**DOCUMENT EXCERPT**
◆ ◆ ◆ ◆ ◆

Neil Mahar’s paintings and mixed media at the C. G. Jung Center

Neil Mahar shows monthly at College Street Gallery, a longstanding storefront enterprise founded in the late 1990s by Michael Mulley a faithful photographer of Buffalo’s poignant scenic reminiscence.

Most First Fridays, Mahar is a no-show at gallery openings, but his work is always amusingly engaging for its uneasy melding of facility and abrupt whimsy in rudimentary recycled materials such as shown in his “meat tray” series, small polystyrene trays with wooden skewers running thru them depicting scenes of miniature figures, animals, and snatches of text in dioramic play buried under glazes of gel. He also exhibits works on canvas that give the impression of being forcibly removed before he was quite finished working on them.

At the C. G. Jung Center, Mahar is given room to stretch out his musings on the vagaries of gender-specific roles, primal fears, and the continuing mysteries that guide what in another generation would be called a Fellini-like fascination with the strong and weak, in fey images of canoeing Indians, a glowering Godzilla, storied jungle animals like tigers and leopards, anxious-looking obese bunnies, sword-armed baby dolls, and undulating dragons. Devils, shape shifters, and myriad miasmic puppet figures cartooned in seemingly half-finished scrawls beat against the subconscious until something like a meditative surface is breached. A patron moves a step back to be sure he has taken it all in.

Mahar’s enigmatic ink drawings, summary, spare, and delicate, hint at mythic existential concerns. Friable materials such as corrugated and paneled cardboard, as well as the meat trays, indicate a kind of calculated offhandedness of presentation contrasting with his bold poly-chromed acrylic paintings. Like illustrated sutras, Mahar’s work examines, in his elegant restraint, a worldview as if resurrected from dreams hastily recollected.

◆ ◆ ◆ ◆ ◆

**DATA ROWS**
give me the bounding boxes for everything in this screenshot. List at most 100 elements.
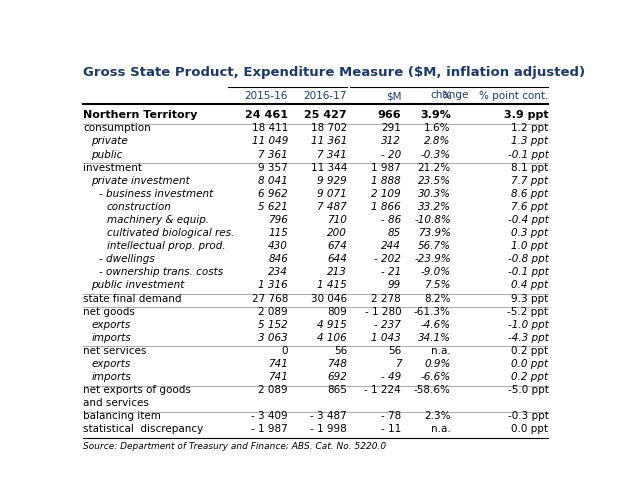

◆ ◆ ◆ ◆ ◆

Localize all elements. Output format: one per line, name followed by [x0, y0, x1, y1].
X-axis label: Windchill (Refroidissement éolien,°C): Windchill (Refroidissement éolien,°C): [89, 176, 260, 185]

◆ ◆ ◆ ◆ ◆

**TASKS**
1. From the review of Neil Mahar's exhibition, reproduce verbatim the part that opens with the words containing "At the C. G. Jung Center, Mahar" and closes with "taken it all in.".
2. According to the review of Neil Mahar's exhibition, who founded College Street Gallery?

**IN RESPONSE**
1.
At the C. G. Jung Center, Mahar is given room to stretch out his musings on the vagaries of gender-specific roles, primal fears, and the continuing mysteries that guide what in another generation would be called a Fellini-like fascination with the strong and weak, in fey images of canoeing Indians, a glowering Godzilla, storied jungle animals like tigers and leopards, anxious-looking obese bunnies, sword-armed baby dolls, and undulating dragons. Devils, shape shifters, and myriad miasmic puppet figures cartooned in seemingly half-finished scrawls beat against the subconscious until something like a meditative surface is breached. A patron moves a step back to be sure he has taken it all in.

2. Michael Mulley